Figure collection entries:
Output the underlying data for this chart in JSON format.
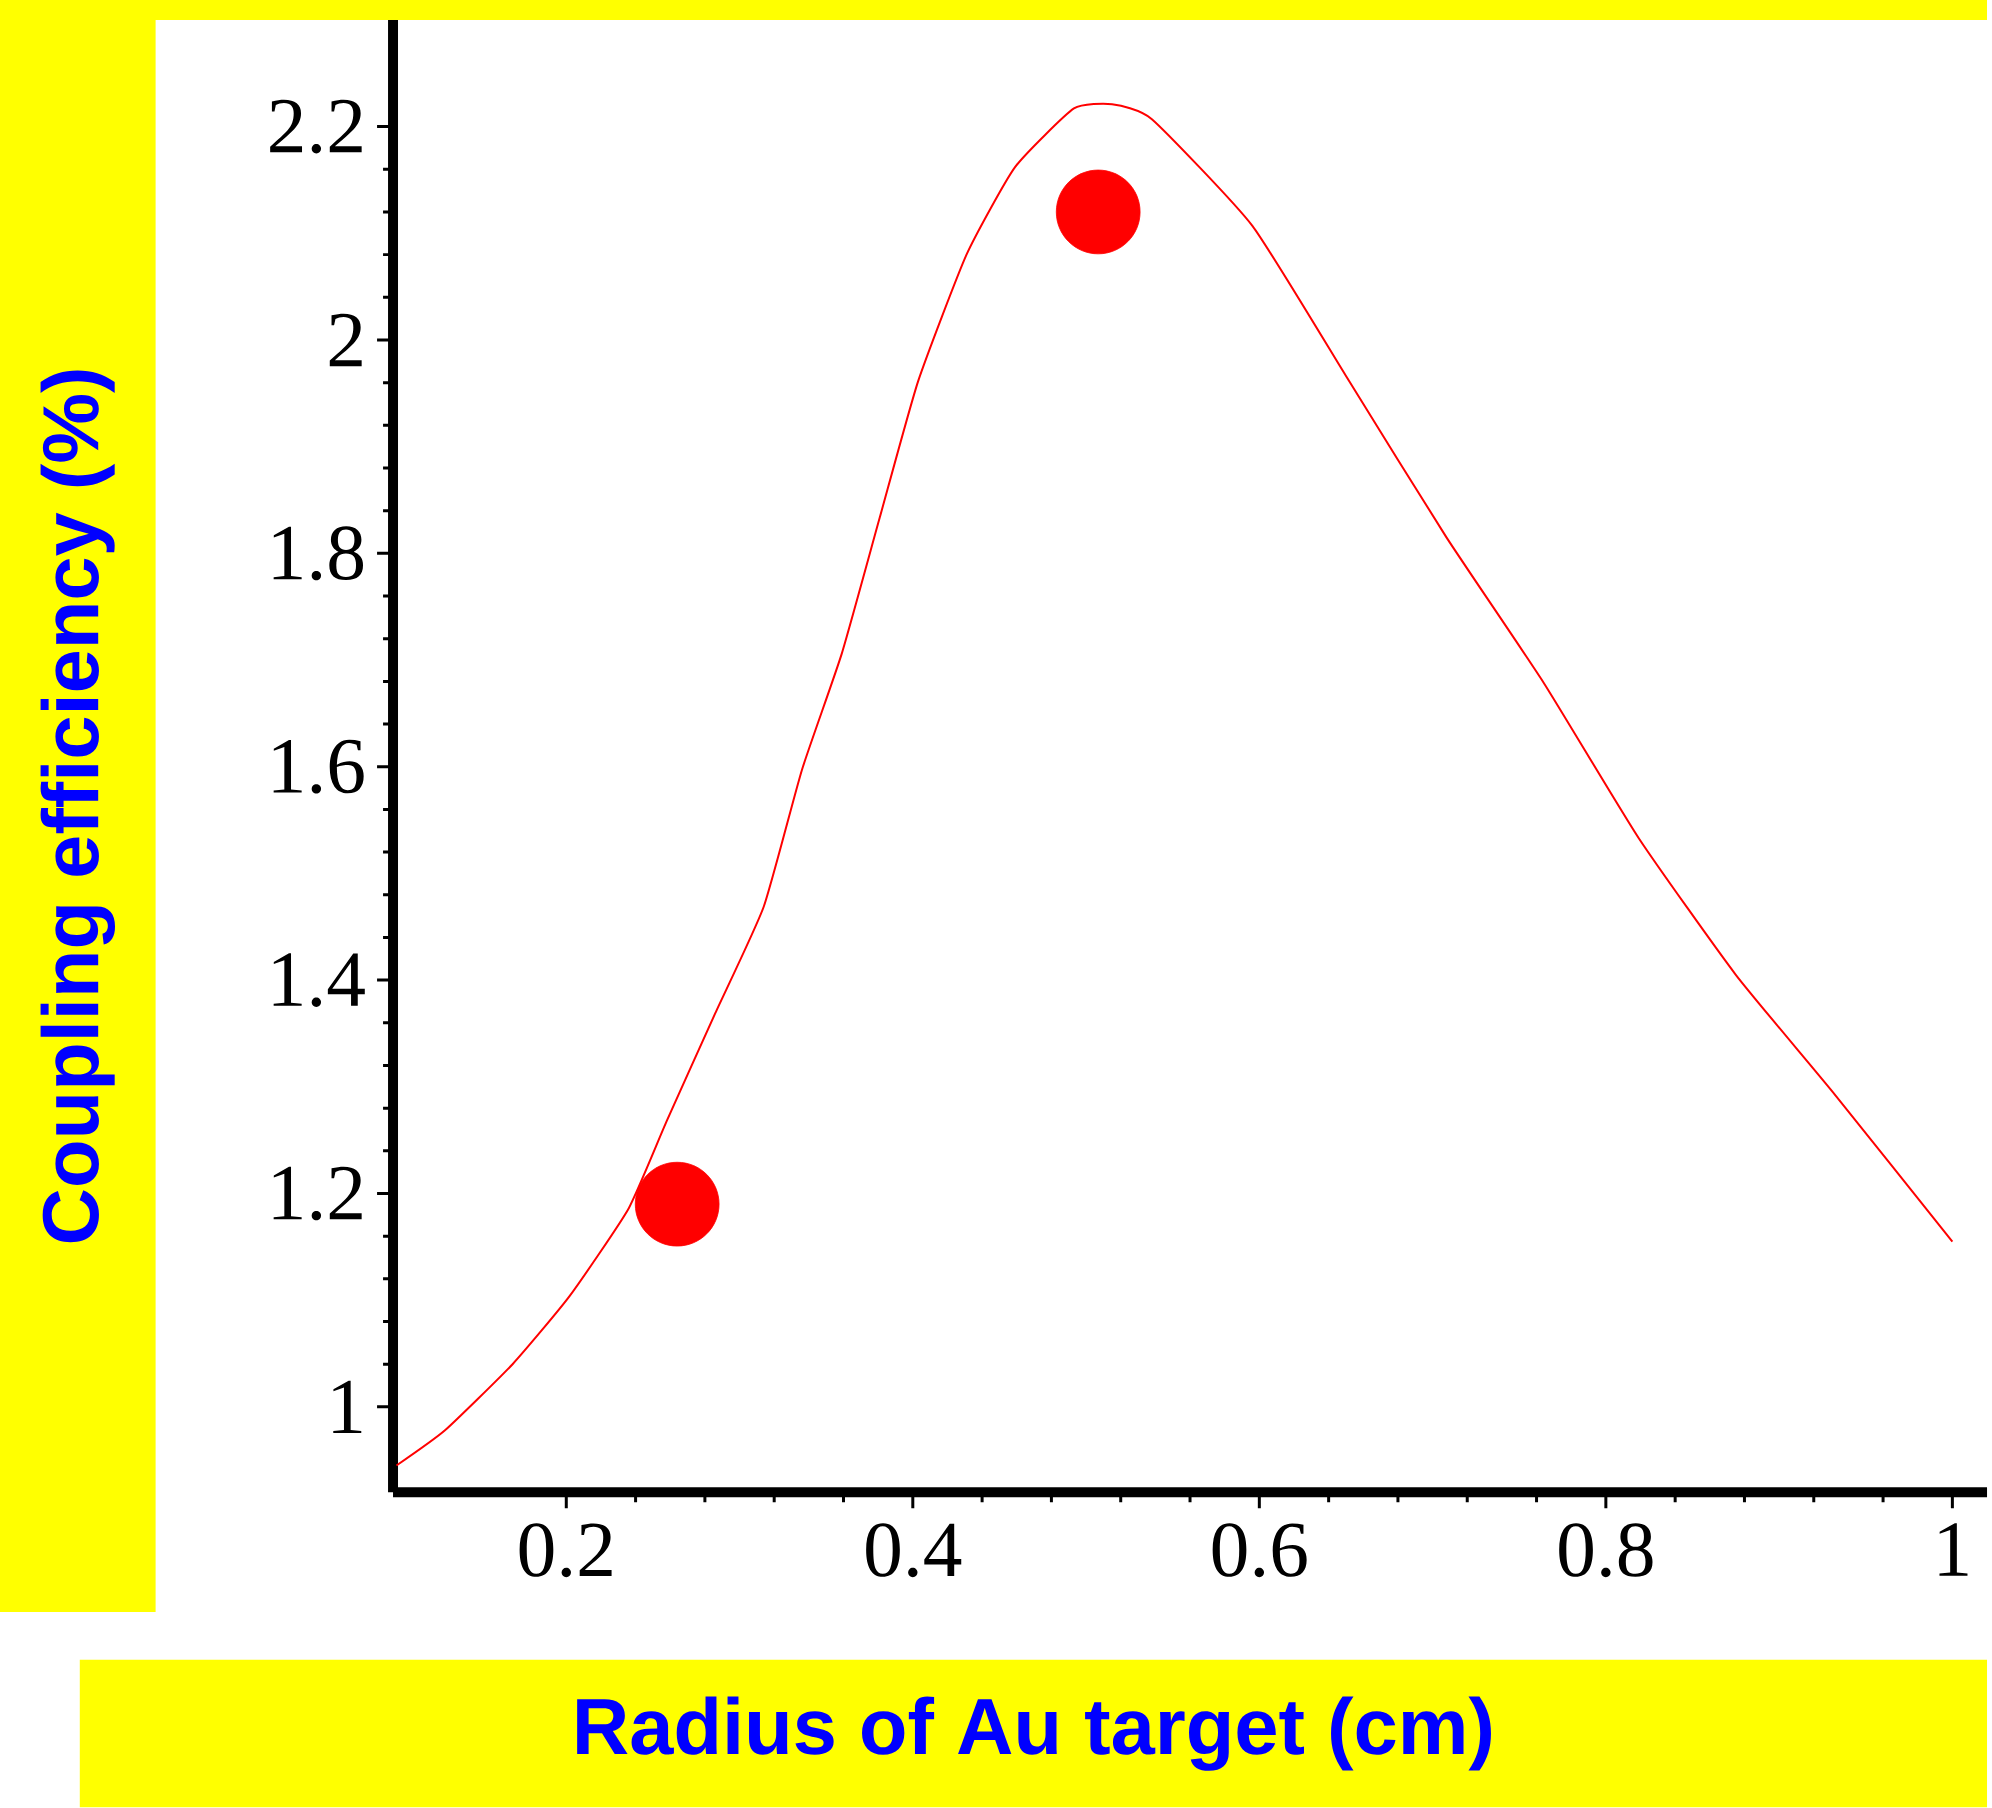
{
  "chart_data": {
    "type": "line",
    "xlabel": "Radius of Au target (cm)",
    "ylabel": "Coupling efficiency (%)",
    "xlim": [
      0.1,
      1.02
    ],
    "ylim": [
      0.92,
      2.3
    ],
    "xticks": [
      0.2,
      0.4,
      0.6,
      0.8,
      1
    ],
    "yticks": [
      1,
      1.2,
      1.4,
      1.6,
      1.8,
      2,
      2.2
    ],
    "series": [
      {
        "color": "#ff0000",
        "marker": "none",
        "x": [
          0.102,
          0.13,
          0.169,
          0.202,
          0.236,
          0.258,
          0.286,
          0.314,
          0.336,
          0.359,
          0.381,
          0.403,
          0.431,
          0.459,
          0.493,
          0.515,
          0.538,
          0.596,
          0.652,
          0.708,
          0.764,
          0.819,
          0.875,
          0.931,
          1.0
        ],
        "values": [
          0.945,
          0.978,
          1.04,
          1.104,
          1.186,
          1.268,
          1.369,
          1.469,
          1.597,
          1.706,
          1.834,
          1.961,
          2.08,
          2.162,
          2.217,
          2.221,
          2.207,
          2.107,
          1.961,
          1.815,
          1.679,
          1.533,
          1.405,
          1.295,
          1.155
        ]
      },
      {
        "type": "scatter",
        "color": "#ff0000",
        "marker": "circle",
        "x": [
          0.264,
          0.507
        ],
        "values": [
          1.19,
          2.12
        ]
      }
    ]
  }
}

[DESCRIPTION OF THE TASK]: Transcribe every entry word for word, but omit the pictures.

[WRITTEN SOLUTION]:
Output the underlying data for this chart in JSON format.
{
  "chart_data": {
    "type": "line",
    "xlabel": "Radius of Au target (cm)",
    "ylabel": "Coupling efficiency (%)",
    "xlim": [
      0.1,
      1.02
    ],
    "ylim": [
      0.92,
      2.3
    ],
    "xticks": [
      0.2,
      0.4,
      0.6,
      0.8,
      1
    ],
    "yticks": [
      1,
      1.2,
      1.4,
      1.6,
      1.8,
      2,
      2.2
    ],
    "series": [
      {
        "color": "#ff0000",
        "marker": "none",
        "x": [
          0.102,
          0.13,
          0.169,
          0.202,
          0.236,
          0.258,
          0.286,
          0.314,
          0.336,
          0.359,
          0.381,
          0.403,
          0.431,
          0.459,
          0.493,
          0.515,
          0.538,
          0.596,
          0.652,
          0.708,
          0.764,
          0.819,
          0.875,
          0.931,
          1.0
        ],
        "values": [
          0.945,
          0.978,
          1.04,
          1.104,
          1.186,
          1.268,
          1.369,
          1.469,
          1.597,
          1.706,
          1.834,
          1.961,
          2.08,
          2.162,
          2.217,
          2.221,
          2.207,
          2.107,
          1.961,
          1.815,
          1.679,
          1.533,
          1.405,
          1.295,
          1.155
        ]
      },
      {
        "type": "scatter",
        "color": "#ff0000",
        "marker": "circle",
        "x": [
          0.264,
          0.507
        ],
        "values": [
          1.19,
          2.12
        ]
      }
    ]
  }
}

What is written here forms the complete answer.